▸ **Problem description**
Copy each line below that contains "icon".

▸ **Data excerpts**
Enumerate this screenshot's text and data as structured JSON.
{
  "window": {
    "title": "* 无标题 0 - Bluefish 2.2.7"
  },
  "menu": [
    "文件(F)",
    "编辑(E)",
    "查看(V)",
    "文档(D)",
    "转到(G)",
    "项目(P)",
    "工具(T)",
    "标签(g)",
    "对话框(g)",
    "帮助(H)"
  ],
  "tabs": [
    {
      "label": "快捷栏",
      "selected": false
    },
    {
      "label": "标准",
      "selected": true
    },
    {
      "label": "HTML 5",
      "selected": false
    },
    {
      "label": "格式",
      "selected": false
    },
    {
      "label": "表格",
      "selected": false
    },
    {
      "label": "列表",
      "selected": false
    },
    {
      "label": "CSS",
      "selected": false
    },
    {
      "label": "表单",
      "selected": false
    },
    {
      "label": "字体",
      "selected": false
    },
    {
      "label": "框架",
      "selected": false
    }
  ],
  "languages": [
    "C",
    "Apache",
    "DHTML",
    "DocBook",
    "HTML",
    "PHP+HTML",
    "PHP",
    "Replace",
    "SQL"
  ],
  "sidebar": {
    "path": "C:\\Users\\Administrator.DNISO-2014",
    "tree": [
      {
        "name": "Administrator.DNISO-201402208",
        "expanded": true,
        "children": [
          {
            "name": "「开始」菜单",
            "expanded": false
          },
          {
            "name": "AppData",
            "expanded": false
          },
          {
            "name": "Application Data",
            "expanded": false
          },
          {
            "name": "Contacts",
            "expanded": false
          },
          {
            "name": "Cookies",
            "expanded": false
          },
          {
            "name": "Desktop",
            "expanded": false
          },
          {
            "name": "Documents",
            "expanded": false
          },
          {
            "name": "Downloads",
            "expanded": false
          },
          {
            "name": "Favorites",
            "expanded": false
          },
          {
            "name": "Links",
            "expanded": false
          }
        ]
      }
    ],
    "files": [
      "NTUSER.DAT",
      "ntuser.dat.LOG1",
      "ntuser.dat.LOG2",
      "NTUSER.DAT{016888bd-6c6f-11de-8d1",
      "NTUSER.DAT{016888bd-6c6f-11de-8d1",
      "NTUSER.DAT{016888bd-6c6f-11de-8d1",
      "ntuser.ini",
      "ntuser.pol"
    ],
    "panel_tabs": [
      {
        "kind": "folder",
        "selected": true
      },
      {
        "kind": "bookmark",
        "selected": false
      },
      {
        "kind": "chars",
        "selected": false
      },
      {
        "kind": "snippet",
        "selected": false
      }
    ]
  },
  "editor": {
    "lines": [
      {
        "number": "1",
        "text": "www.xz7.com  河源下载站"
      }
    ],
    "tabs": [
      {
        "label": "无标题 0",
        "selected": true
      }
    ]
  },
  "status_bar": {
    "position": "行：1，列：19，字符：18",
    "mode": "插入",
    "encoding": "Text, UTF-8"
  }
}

...

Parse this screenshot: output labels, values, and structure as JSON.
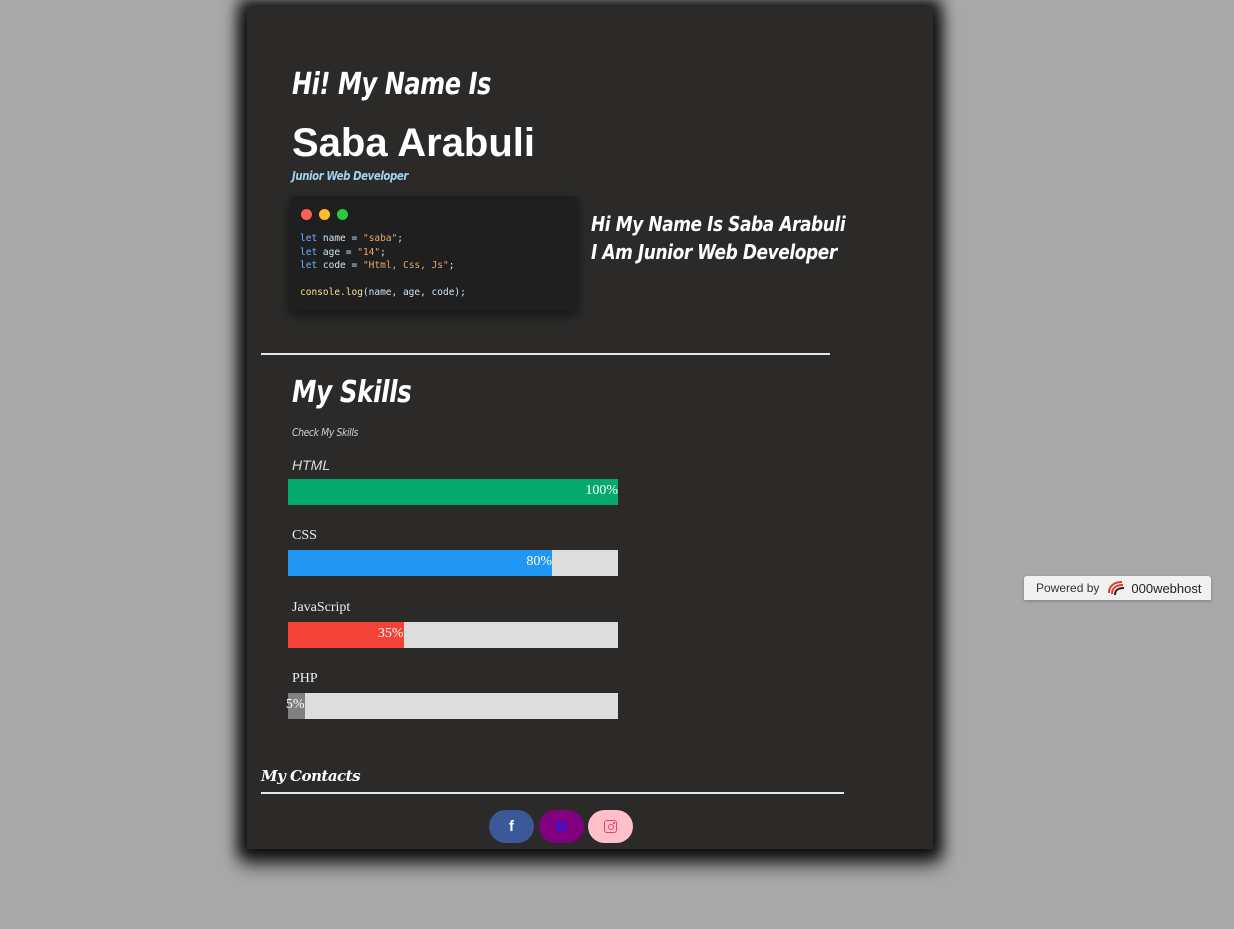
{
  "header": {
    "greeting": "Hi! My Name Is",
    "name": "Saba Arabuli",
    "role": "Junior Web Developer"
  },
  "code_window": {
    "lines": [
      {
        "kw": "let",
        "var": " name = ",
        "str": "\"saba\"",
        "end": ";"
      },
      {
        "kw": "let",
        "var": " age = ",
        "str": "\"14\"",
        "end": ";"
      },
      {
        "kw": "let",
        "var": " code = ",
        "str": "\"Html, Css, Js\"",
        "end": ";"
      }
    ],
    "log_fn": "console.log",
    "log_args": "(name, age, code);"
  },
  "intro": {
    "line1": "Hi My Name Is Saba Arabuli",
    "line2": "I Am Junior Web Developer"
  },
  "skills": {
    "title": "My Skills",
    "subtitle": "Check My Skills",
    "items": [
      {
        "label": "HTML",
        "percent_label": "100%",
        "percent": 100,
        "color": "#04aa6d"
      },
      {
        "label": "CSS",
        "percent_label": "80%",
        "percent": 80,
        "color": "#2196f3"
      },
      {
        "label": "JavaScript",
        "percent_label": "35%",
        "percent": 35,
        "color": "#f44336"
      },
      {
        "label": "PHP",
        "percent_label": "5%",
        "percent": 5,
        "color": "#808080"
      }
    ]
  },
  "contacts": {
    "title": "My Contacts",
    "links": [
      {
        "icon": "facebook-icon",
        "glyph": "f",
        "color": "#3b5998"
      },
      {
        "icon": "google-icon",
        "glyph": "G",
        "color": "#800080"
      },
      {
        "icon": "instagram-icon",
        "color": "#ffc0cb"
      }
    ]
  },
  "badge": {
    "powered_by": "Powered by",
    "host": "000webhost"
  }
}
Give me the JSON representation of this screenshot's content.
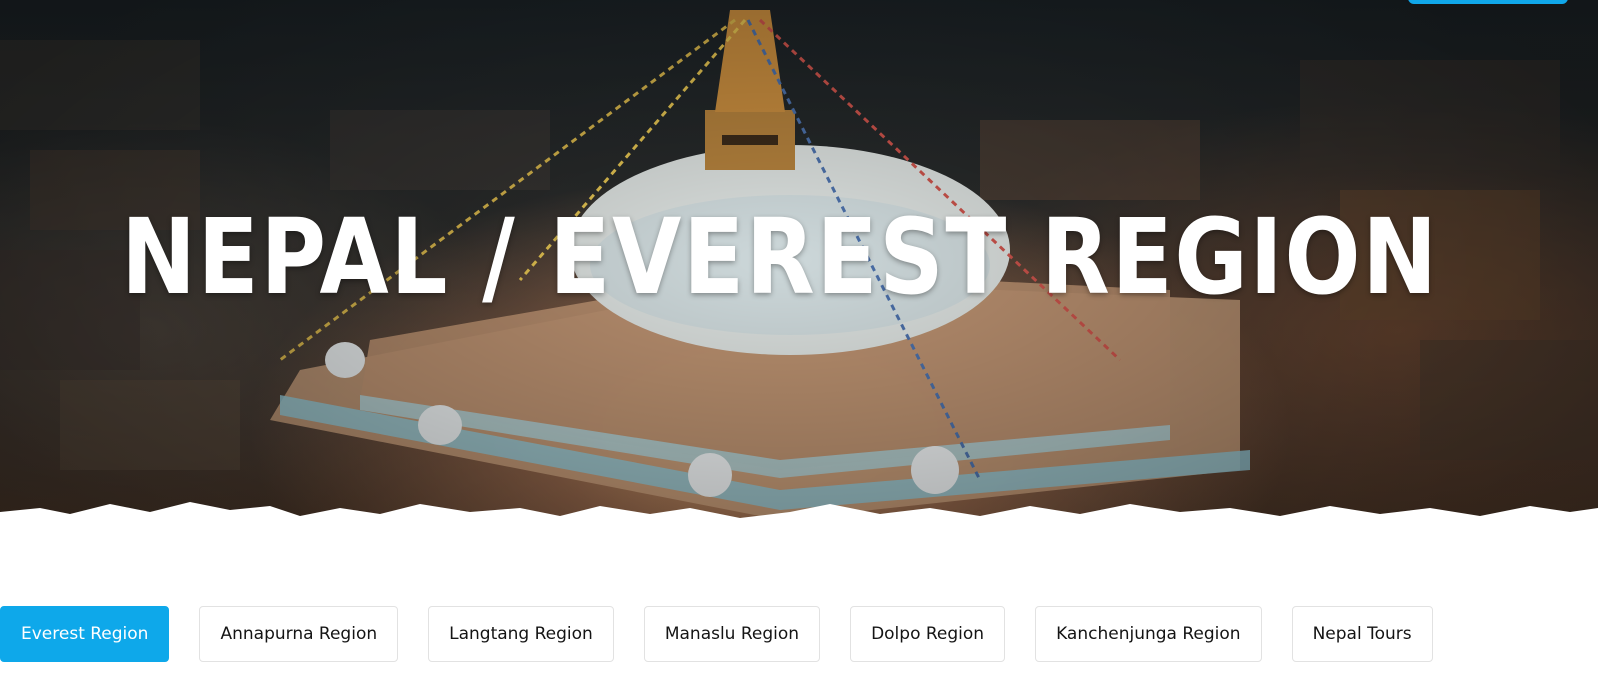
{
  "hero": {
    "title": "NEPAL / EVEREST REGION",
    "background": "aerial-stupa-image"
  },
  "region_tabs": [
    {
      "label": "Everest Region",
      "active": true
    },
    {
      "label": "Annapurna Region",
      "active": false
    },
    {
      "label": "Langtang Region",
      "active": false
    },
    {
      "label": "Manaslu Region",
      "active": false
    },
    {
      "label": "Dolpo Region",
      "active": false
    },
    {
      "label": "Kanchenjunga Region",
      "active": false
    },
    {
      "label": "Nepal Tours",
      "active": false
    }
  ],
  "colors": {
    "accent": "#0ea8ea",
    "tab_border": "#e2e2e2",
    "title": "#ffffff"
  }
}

...

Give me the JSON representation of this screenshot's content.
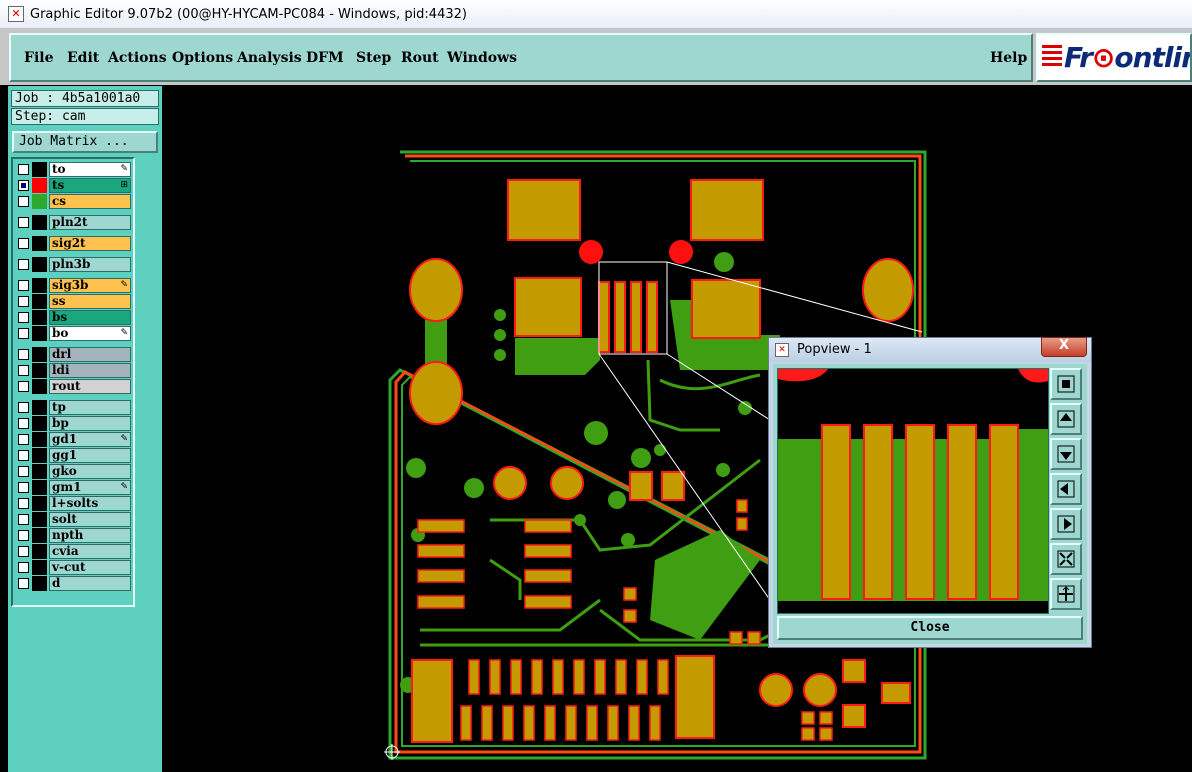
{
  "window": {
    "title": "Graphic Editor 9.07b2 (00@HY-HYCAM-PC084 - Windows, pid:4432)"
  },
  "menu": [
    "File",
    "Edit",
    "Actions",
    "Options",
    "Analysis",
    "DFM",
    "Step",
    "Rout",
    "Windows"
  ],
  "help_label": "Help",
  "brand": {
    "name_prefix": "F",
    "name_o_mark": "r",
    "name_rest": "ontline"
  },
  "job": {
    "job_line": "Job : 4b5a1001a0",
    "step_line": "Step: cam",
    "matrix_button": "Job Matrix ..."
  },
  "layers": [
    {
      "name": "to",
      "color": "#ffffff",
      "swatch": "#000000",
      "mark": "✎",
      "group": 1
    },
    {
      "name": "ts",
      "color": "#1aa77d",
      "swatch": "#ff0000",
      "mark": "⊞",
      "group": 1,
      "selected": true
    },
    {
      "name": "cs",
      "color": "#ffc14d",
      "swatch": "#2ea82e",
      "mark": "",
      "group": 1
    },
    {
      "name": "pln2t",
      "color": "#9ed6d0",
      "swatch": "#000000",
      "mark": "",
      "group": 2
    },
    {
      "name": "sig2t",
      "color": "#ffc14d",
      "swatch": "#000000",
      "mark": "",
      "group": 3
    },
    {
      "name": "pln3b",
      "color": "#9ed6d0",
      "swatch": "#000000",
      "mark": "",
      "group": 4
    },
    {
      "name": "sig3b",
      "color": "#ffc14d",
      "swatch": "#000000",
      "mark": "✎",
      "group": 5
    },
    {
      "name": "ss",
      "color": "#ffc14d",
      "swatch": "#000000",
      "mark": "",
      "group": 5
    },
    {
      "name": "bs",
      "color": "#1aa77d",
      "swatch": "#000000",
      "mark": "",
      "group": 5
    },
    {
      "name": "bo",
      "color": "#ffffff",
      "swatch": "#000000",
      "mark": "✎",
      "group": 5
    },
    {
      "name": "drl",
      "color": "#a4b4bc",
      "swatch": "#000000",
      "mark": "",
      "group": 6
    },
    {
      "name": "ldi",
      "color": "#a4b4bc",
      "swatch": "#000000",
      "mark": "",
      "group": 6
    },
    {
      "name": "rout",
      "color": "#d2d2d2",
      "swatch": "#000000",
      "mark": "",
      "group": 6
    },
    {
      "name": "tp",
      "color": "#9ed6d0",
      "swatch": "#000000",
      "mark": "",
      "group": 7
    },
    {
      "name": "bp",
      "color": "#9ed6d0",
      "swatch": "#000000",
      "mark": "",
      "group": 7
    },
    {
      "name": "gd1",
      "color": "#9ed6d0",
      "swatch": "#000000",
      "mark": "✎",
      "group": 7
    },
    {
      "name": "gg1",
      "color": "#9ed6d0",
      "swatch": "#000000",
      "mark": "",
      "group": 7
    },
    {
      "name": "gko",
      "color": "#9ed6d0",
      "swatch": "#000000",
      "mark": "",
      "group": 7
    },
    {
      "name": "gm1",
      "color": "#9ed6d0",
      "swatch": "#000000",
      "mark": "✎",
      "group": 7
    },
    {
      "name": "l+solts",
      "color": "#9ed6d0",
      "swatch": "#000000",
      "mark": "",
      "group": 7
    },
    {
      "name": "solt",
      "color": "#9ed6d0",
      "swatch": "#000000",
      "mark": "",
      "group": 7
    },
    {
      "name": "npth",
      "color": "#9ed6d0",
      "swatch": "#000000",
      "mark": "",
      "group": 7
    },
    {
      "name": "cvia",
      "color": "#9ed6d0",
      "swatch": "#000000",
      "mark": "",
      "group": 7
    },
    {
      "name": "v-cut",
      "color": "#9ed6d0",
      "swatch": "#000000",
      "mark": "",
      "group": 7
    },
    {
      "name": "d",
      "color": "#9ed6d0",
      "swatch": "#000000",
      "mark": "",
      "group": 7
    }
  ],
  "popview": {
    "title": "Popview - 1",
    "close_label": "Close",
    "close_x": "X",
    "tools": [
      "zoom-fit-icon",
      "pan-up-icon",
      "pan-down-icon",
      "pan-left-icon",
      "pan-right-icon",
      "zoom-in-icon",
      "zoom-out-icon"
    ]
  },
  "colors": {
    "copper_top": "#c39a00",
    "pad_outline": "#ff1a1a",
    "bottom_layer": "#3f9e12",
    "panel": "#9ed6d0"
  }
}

▸ **Solved problem**
        "icon": "facebook-icon",
        "icon": "google-icon",
        "icon": "instagram-icon",
      "zoom-fit-icon",
      "pan-up-icon",
      "pan-down-icon",
      "pan-left-icon",
      "pan-right-icon",
      "zoom-in-icon",
      "zoom-out-icon"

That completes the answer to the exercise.